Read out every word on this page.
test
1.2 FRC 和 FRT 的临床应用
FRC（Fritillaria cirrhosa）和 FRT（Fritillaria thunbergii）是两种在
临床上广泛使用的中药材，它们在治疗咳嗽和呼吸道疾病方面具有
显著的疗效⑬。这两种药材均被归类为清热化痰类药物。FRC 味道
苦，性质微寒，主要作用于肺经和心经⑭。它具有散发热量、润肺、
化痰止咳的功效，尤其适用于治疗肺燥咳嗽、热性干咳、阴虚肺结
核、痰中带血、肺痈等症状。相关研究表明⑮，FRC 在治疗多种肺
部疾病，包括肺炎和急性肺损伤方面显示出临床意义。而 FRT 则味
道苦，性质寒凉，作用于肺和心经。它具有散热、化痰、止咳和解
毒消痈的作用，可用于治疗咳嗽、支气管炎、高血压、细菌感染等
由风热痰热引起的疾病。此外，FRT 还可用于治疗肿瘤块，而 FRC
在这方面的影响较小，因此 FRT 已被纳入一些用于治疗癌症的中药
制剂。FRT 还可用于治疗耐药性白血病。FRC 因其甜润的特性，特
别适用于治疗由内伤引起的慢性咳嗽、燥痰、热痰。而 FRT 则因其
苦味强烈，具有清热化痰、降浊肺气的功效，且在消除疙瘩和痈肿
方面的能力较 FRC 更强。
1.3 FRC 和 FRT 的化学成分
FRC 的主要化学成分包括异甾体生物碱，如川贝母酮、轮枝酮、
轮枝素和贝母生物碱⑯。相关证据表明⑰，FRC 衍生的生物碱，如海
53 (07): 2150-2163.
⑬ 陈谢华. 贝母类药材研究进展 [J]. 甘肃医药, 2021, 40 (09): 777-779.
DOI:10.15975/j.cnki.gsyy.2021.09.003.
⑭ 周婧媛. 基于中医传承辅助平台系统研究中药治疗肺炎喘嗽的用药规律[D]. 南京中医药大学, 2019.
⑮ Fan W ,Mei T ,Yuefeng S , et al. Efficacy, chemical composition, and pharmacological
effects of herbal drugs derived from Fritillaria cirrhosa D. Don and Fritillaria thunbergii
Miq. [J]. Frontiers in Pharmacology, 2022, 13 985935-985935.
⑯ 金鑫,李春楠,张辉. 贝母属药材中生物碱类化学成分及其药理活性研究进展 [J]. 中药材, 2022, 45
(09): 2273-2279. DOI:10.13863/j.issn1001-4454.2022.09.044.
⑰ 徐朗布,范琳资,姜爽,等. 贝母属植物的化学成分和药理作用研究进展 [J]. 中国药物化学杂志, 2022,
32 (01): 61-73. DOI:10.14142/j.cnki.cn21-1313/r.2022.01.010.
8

+--

PROMPT → Set down all of the entries exactly, please.

OUTPUT BELOW →
Read out every word on this page.
test
1.2 FRC 和 FRT 的临床应用
FRC（Fritillaria cirrhosa）和 FRT（Fritillaria thunbergii）是两种在
临床上广泛使用的中药材，它们在治疗咳嗽和呼吸道疾病方面具有
显著的疗效⑬。这两种药材均被归类为清热化痰类药物。FRC 味道
苦，性质微寒，主要作用于肺经和心经⑭。它具有散发热量、润肺、
化痰止咳的功效，尤其适用于治疗肺燥咳嗽、热性干咳、阴虚肺结
核、痰中带血、肺痈等症状。相关研究表明⑮，FRC 在治疗多种肺
部疾病，包括肺炎和急性肺损伤方面显示出临床意义。而 FRT 则味
道苦，性质寒凉，作用于肺和心经。它具有散热、化痰、止咳和解
毒消痈的作用，可用于治疗咳嗽、支气管炎、高血压、细菌感染等
由风热痰热引起的疾病。此外，FRT 还可用于治疗肿瘤块，而 FRC
在这方面的影响较小，因此 FRT 已被纳入一些用于治疗癌症的中药
制剂。FRT 还可用于治疗耐药性白血病。FRC 因其甜润的特性，特
别适用于治疗由内伤引起的慢性咳嗽、燥痰、热痰。而 FRT 则因其
苦味强烈，具有清热化痰、降浊肺气的功效，且在消除疙瘩和痈肿
方面的能力较 FRC 更强。
1.3 FRC 和 FRT 的化学成分
FRC 的主要化学成分包括异甾体生物碱，如川贝母酮、轮枝酮、
轮枝素和贝母生物碱⑯。相关证据表明⑰，FRC 衍生的生物碱，如海
53 (07): 2150-2163.
⑬ 陈谢华. 贝母类药材研究进展 [J]. 甘肃医药, 2021, 40 (09): 777-779.
DOI:10.15975/j.cnki.gsyy.2021.09.003.
⑭ 周婧媛. 基于中医传承辅助平台系统研究中药治疗肺炎喘嗽的用药规律[D]. 南京中医药大学, 2019.
⑮ Fan W ,Mei T ,Yuefeng S , et al. Efficacy, chemical composition, and pharmacological
effects of herbal drugs derived from Fritillaria cirrhosa D. Don and Fritillaria thunbergii
Miq. [J]. Frontiers in Pharmacology, 2022, 13 985935-985935.
⑯ 金鑫,李春楠,张辉. 贝母属药材中生物碱类化学成分及其药理活性研究进展 [J]. 中药材, 2022, 45
(09): 2273-2279. DOI:10.13863/j.issn1001-4454.2022.09.044.
⑰ 徐朗布,范琳资,姜爽,等. 贝母属植物的化学成分和药理作用研究进展 [J]. 中国药物化学杂志, 2022,
32 (01): 61-73. DOI:10.14142/j.cnki.cn21-1313/r.2022.01.010.
8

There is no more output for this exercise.